Scan the entries below and extract each line with the word "image" in it.

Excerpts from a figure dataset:
******************************

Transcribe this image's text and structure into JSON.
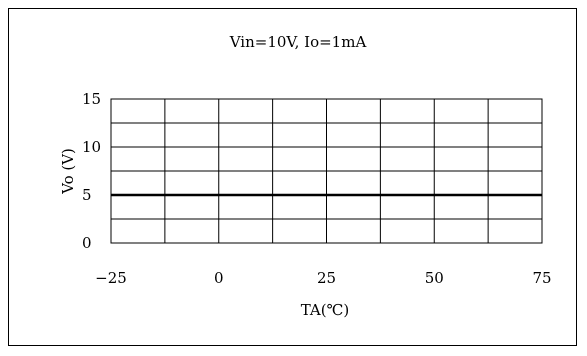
{
  "chart_data": {
    "type": "line",
    "title": "Vin=10V, Io=1mA",
    "xlabel": "TA(℃)",
    "ylabel": "Vo (V)",
    "xlim": [
      -25,
      75
    ],
    "ylim": [
      0,
      15
    ],
    "x_ticks": [
      -25,
      0,
      25,
      50,
      75
    ],
    "x_tick_labels": [
      "−25",
      "0",
      "25",
      "50",
      "75"
    ],
    "y_ticks": [
      0,
      5,
      10,
      15
    ],
    "y_tick_labels": [
      "0",
      "5",
      "10",
      "15"
    ],
    "grid": true,
    "series": [
      {
        "x": [
          -25,
          75
        ],
        "y": [
          5,
          5
        ]
      }
    ]
  }
}
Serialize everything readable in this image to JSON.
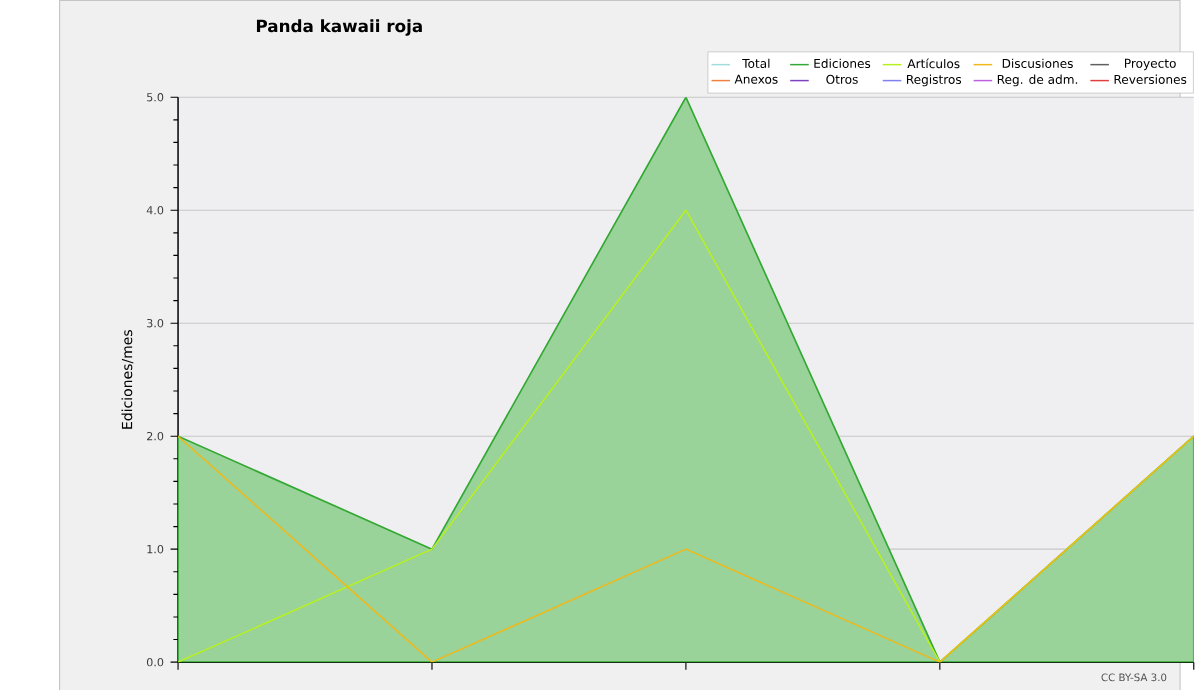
{
  "chart_data": {
    "type": "line",
    "title": "Panda kawaii roja",
    "ylabel": "Ediciones/mes",
    "annotations": [
      "CC BY-SA 3.0"
    ],
    "categories": [
      null,
      null,
      null,
      null,
      null
    ],
    "series": [
      {
        "name": "Total",
        "color": "#a0dede",
        "values": [
          null,
          null,
          null,
          null,
          null
        ]
      },
      {
        "name": "Ediciones",
        "type": "area",
        "color": "#33a833",
        "values": [
          2,
          1,
          5,
          0,
          2
        ]
      },
      {
        "name": "Artículos",
        "color": "#b8f020",
        "values": [
          0,
          1,
          4,
          0,
          2
        ]
      },
      {
        "name": "Discusiones",
        "color": "#f0b818",
        "values": [
          2,
          0,
          1,
          0,
          2
        ]
      },
      {
        "name": "Proyecto",
        "color": "#606060",
        "values": [
          null,
          null,
          null,
          null,
          null
        ]
      },
      {
        "name": "Anexos",
        "color": "#f08040",
        "values": [
          null,
          null,
          null,
          null,
          null
        ]
      },
      {
        "name": "Otros",
        "color": "#8040c0",
        "values": [
          null,
          null,
          null,
          null,
          null
        ]
      },
      {
        "name": "Registros",
        "color": "#8080f0",
        "values": [
          null,
          null,
          null,
          null,
          null
        ]
      },
      {
        "name": "Reg. de adm.",
        "color": "#c060e0",
        "values": [
          null,
          null,
          null,
          null,
          null
        ]
      },
      {
        "name": "Reversiones",
        "color": "#e04040",
        "values": [
          null,
          null,
          null,
          null,
          null
        ]
      }
    ],
    "ylim": [
      0,
      5
    ],
    "yticks": [
      {
        "value": 0,
        "label": "0.0"
      },
      {
        "value": 1,
        "label": "1.0"
      },
      {
        "value": 2,
        "label": "2.0"
      },
      {
        "value": 3,
        "label": "3.0"
      },
      {
        "value": 4,
        "label": "4.0"
      },
      {
        "value": 5,
        "label": "5.0"
      }
    ],
    "grid": "y",
    "legend": "top right"
  }
}
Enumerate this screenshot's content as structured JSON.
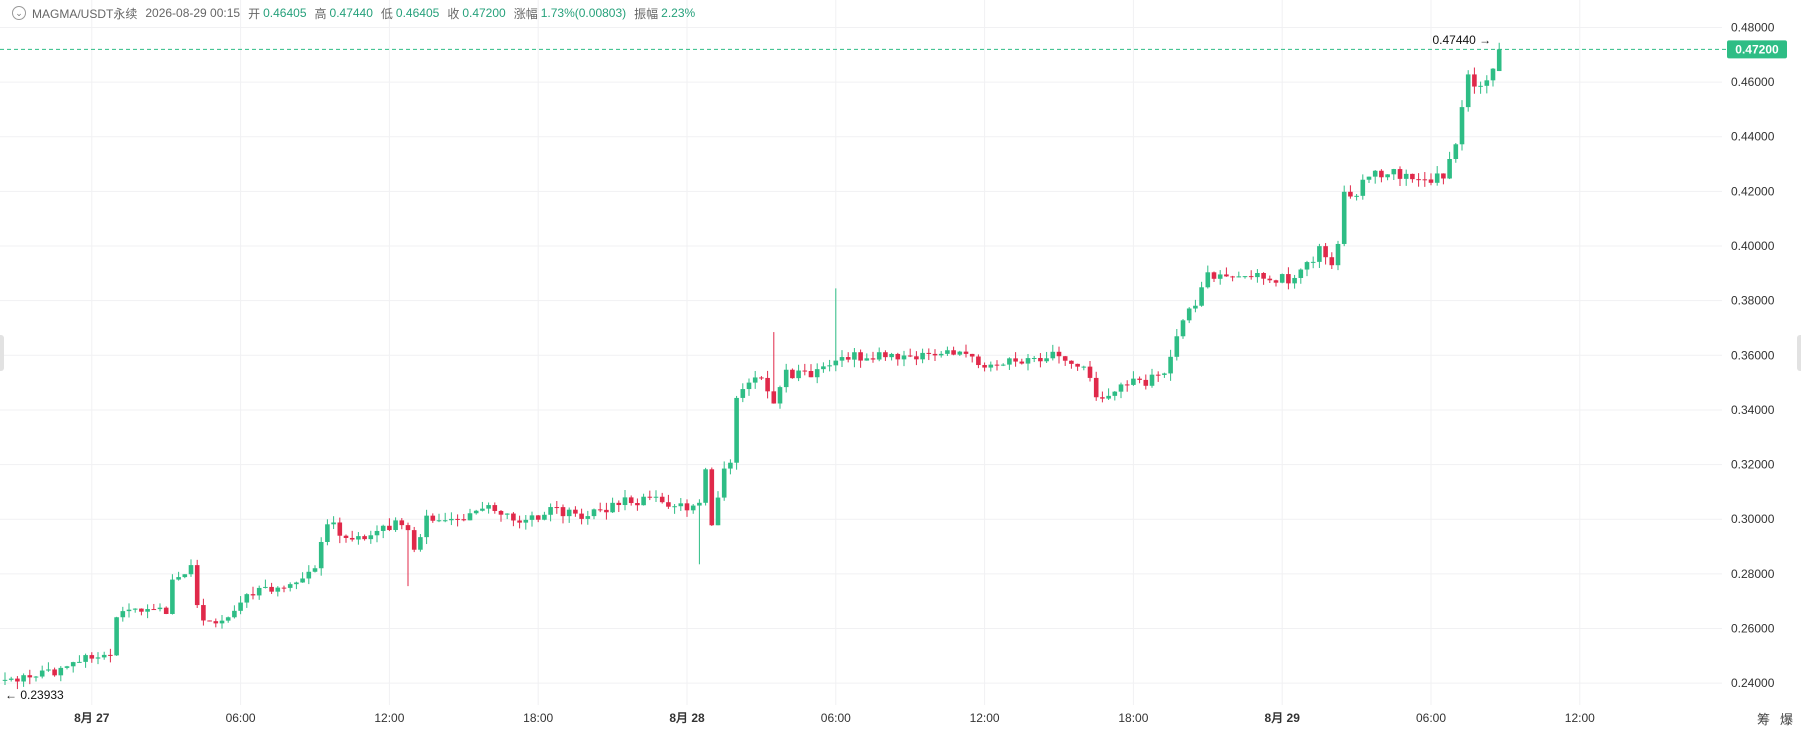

******************************

■ **ANSWER FOR THIS EXERCISE**
Transcribe this image's text and structure into JSON.
Serialize everything readable in this image to JSON.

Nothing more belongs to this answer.